▸ Brief 1
From the entries, write out the lines starting with the one containing "884, 841, 889]" and going through the one containing "477, 677, 489]", both included.

Quarter of a century ago when I was living in China, I first heard of a wondrous place called Zhangjiajie (张家界) in Hunan province. It is the first National Forest Park in China and an official UNESCO recognised World Natural Heritage, famed for its canyons and towering pillar-like formations from many years of erosion, creating nature’s unrivalled beauty.
An unrelenting desire to visit had been born but two eagerly anticipated trip had come off the rails, first due to an unexpected pregnancy, and second sudden illness, and finally in the Spring of 2008, we booked a five-day guided tour to avoid further disappointment.
Visitors to Zhangjiajie have described it as majestic, mysterious, magical, eccentric, tranquil, delicate and wild. I would just use one word: AWESOME, perfect description here but probably overused by some Americans ! These gigantic peaks, lucid brooks, abundant fauna and flora and hospitable climate all add to its’ unique attractions to a constant stream of tourists all year long. The peak seasons are May and October national public holidays when Chinese visitors fill up numerous hotels, mostly modern and built in recent years.

▸ Materials provided

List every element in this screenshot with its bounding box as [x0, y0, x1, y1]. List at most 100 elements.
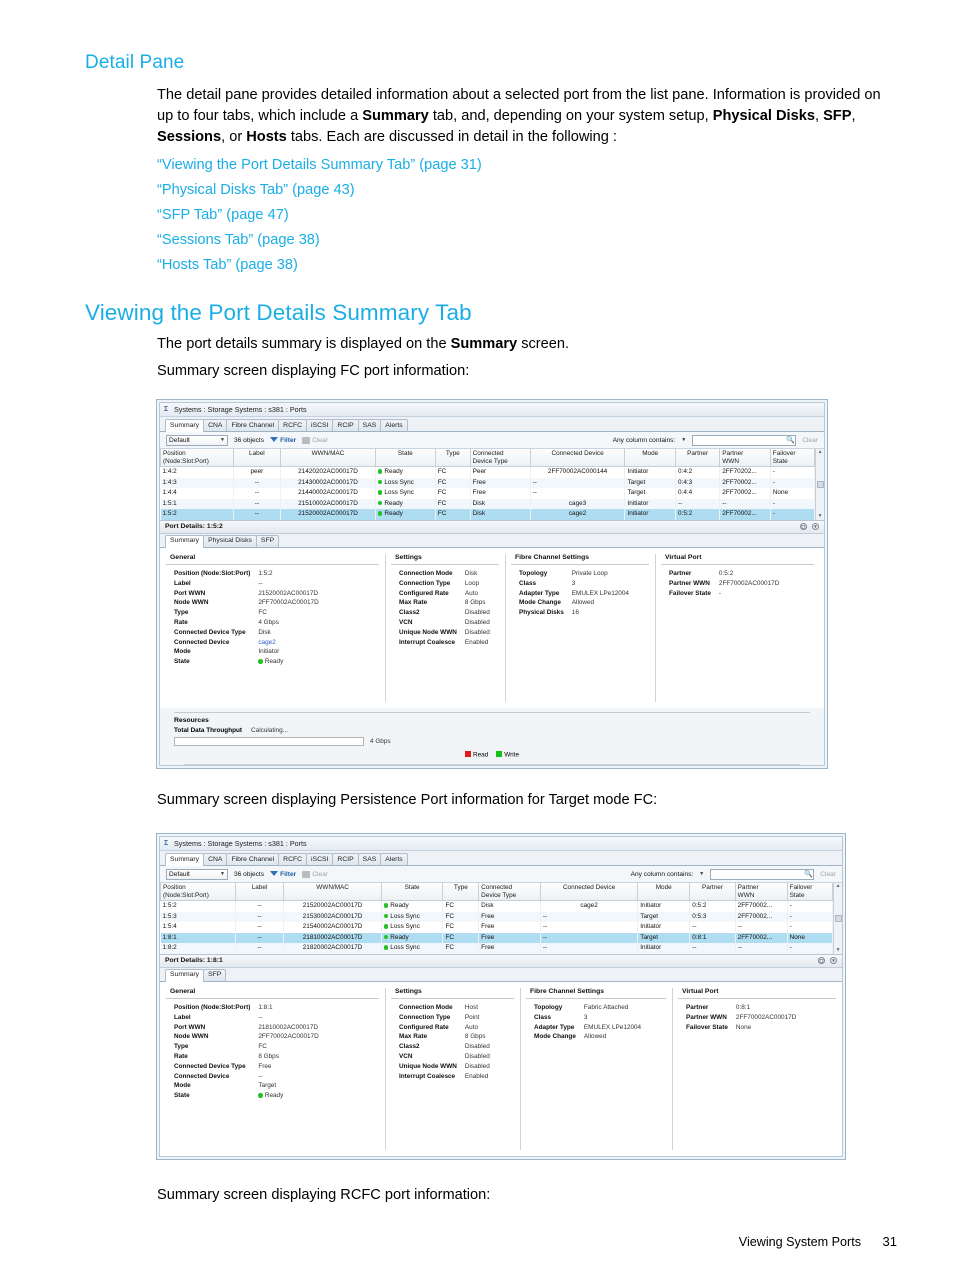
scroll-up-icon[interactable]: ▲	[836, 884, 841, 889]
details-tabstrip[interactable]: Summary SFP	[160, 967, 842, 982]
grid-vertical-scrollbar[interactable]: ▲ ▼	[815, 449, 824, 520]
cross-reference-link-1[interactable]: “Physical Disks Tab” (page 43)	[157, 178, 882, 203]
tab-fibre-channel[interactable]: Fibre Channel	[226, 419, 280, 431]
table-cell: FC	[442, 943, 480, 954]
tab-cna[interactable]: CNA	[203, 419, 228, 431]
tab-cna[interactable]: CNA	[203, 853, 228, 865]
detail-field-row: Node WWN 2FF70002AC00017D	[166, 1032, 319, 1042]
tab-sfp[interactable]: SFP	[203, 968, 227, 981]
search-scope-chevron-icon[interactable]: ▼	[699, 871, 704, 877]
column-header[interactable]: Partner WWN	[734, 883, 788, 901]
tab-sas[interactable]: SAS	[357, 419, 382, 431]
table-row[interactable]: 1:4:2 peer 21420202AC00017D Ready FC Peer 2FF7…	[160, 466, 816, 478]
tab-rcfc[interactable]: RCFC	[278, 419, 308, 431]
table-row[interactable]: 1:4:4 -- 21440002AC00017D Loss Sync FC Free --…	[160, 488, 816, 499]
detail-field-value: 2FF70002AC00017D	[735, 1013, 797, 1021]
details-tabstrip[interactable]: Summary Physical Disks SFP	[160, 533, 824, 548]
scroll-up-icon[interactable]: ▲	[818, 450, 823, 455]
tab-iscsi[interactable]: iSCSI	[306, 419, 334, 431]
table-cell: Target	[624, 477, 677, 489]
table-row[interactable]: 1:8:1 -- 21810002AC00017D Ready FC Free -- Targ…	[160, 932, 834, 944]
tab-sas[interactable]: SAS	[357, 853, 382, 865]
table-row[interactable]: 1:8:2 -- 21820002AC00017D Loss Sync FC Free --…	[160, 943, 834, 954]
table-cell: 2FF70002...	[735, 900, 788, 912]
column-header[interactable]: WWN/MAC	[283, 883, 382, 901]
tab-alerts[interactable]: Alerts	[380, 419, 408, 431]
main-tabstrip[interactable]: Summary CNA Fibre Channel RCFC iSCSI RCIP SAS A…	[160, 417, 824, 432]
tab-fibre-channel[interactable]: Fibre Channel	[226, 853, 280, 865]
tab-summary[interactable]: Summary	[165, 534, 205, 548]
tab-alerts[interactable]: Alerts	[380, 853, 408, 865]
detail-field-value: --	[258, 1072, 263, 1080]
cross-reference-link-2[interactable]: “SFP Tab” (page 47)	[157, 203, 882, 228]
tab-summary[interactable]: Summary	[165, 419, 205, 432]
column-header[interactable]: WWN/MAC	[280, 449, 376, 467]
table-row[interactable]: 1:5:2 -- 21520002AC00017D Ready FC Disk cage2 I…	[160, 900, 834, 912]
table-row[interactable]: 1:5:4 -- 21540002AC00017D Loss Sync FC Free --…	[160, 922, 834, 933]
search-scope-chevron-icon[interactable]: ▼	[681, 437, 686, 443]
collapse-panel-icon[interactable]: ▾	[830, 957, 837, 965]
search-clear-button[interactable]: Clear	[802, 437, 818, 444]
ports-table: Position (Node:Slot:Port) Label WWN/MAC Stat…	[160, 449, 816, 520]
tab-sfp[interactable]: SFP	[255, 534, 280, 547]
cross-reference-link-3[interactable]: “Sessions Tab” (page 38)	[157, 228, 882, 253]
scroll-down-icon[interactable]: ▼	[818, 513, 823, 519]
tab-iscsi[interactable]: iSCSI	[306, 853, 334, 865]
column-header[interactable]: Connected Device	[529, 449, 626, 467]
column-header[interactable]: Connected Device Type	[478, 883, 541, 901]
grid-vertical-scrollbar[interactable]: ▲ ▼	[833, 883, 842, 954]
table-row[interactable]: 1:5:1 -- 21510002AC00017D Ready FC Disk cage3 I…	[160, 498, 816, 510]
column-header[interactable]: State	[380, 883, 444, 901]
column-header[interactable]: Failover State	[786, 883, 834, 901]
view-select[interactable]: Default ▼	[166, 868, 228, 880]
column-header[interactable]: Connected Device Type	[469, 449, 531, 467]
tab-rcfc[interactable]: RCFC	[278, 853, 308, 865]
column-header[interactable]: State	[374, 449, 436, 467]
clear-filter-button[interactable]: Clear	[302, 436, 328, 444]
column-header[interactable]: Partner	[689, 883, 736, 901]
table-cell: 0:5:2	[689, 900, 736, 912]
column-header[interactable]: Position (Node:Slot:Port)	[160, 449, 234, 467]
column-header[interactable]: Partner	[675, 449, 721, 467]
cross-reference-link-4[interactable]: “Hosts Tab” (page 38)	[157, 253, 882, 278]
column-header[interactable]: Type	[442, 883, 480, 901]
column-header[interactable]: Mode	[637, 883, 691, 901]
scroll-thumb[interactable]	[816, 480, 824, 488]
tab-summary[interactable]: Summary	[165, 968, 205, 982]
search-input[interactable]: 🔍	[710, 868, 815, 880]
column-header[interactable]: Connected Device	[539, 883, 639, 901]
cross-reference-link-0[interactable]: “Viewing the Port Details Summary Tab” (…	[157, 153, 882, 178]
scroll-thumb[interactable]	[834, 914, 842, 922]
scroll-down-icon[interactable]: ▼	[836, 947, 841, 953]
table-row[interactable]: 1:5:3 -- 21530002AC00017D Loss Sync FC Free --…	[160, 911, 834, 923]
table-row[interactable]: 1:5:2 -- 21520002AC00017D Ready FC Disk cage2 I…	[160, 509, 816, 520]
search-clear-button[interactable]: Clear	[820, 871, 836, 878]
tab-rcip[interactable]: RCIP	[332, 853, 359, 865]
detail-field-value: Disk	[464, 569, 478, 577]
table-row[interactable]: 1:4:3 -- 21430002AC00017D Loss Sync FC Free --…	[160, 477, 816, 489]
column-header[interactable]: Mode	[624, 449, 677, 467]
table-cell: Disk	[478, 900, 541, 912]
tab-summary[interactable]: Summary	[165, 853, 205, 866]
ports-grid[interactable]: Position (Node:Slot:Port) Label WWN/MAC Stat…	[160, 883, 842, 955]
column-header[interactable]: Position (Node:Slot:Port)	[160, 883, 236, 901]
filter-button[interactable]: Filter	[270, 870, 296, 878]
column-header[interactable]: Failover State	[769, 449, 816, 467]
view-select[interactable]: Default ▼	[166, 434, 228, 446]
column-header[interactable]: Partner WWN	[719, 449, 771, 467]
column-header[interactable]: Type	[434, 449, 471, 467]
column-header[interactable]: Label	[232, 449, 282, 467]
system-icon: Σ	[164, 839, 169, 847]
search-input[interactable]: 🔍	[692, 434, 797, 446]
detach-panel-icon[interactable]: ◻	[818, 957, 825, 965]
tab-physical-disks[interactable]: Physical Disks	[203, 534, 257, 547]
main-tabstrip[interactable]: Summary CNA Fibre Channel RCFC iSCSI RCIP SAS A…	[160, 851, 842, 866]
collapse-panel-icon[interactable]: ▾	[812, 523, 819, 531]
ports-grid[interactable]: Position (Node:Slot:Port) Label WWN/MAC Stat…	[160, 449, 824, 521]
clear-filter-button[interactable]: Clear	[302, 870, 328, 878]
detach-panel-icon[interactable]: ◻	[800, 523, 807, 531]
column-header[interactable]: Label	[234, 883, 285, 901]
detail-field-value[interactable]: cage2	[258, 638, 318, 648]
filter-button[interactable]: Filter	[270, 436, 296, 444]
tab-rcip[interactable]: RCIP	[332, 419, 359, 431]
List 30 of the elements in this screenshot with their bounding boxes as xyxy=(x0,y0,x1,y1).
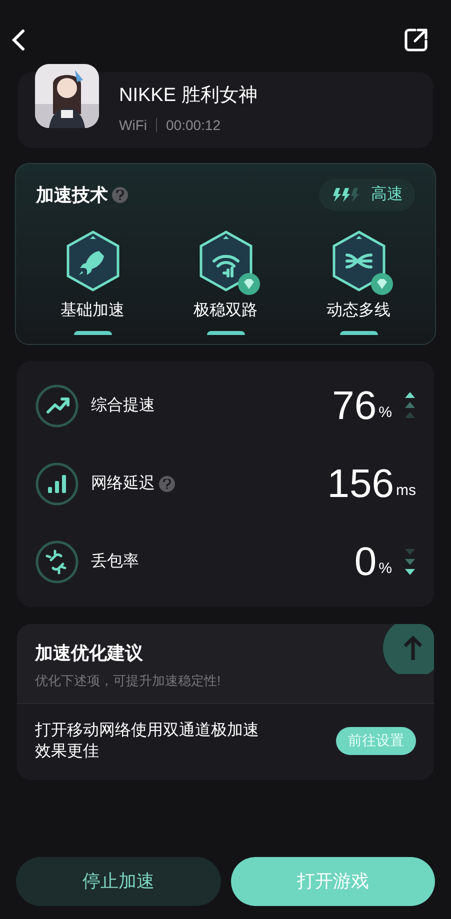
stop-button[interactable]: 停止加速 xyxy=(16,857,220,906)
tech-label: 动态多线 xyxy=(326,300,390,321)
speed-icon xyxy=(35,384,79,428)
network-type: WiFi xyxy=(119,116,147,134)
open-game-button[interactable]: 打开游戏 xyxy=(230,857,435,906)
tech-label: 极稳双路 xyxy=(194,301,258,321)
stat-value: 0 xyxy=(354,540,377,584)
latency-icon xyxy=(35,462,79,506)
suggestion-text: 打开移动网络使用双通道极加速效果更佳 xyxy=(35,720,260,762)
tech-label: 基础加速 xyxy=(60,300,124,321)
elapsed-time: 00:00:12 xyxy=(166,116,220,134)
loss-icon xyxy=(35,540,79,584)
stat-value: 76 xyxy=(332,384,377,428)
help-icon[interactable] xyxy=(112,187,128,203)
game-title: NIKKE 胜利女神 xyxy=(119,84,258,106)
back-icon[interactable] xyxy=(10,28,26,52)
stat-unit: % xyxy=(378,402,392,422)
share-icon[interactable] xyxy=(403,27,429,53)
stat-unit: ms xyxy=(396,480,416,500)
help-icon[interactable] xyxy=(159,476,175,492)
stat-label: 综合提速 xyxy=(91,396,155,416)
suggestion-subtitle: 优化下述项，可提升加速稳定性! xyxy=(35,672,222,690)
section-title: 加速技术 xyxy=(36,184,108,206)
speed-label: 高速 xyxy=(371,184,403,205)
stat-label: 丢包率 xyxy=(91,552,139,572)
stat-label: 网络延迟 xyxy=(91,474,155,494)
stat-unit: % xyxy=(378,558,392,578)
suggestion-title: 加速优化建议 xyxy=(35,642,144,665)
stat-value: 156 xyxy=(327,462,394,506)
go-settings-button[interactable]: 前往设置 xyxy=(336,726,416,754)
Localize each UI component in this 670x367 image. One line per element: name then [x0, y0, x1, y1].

▸ Brief 2
Decide whether each statement agrees with the passage on Zhangjiajie. Give yes or no for each, with the words from the passage that settle it. (a) Zhangjiajie is the first National Forest Park in China. (b) The guided tour booked in 2008 lasted a week. (c) The peak seasons are the national public holidays in June and September.

▸ Task result 1
scroll-up-icon[interactable]: ▲	[836, 884, 841, 889]
details-tabstrip[interactable]: Summary SFP	[160, 967, 842, 982]
grid-vertical-scrollbar[interactable]: ▲ ▼	[815, 449, 824, 520]
cross-reference-link-1[interactable]: “Physical Disks Tab” (page 43)	[157, 178, 882, 203]
tab-fibre-channel[interactable]: Fibre Channel	[226, 419, 280, 431]
table-cell: FC	[442, 943, 480, 954]
tab-cna[interactable]: CNA	[203, 419, 228, 431]
tab-cna[interactable]: CNA	[203, 853, 228, 865]
detail-field-row: Node WWN 2FF70002AC00017D	[166, 1032, 319, 1042]
tab-sfp[interactable]: SFP	[203, 968, 227, 981]
search-scope-chevron-icon[interactable]: ▼	[699, 871, 704, 877]
column-header[interactable]: Partner WWN	[734, 883, 788, 901]
tab-sas[interactable]: SAS	[357, 419, 382, 431]
table-row[interactable]: 1:4:2 peer 21420202AC00017D Ready FC Peer 2FF7…	[160, 466, 816, 478]
tab-rcfc[interactable]: RCFC	[278, 419, 308, 431]
table-row[interactable]: 1:4:4 -- 21440002AC00017D Loss Sync FC Free --…	[160, 488, 816, 499]
detail-field-value: 2FF70002AC00017D	[735, 1013, 797, 1021]
details-tabstrip[interactable]: Summary Physical Disks SFP	[160, 533, 824, 548]
scroll-up-icon[interactable]: ▲	[818, 450, 823, 455]
tab-iscsi[interactable]: iSCSI	[306, 419, 334, 431]
table-cell: Target	[624, 477, 677, 489]

▸ Task result 2
(a) Yes: "It is the first National Forest Park in China"
(b) No: "we booked a five-day guided tour"
(c) No: "The peak seasons are May and October national public holidays"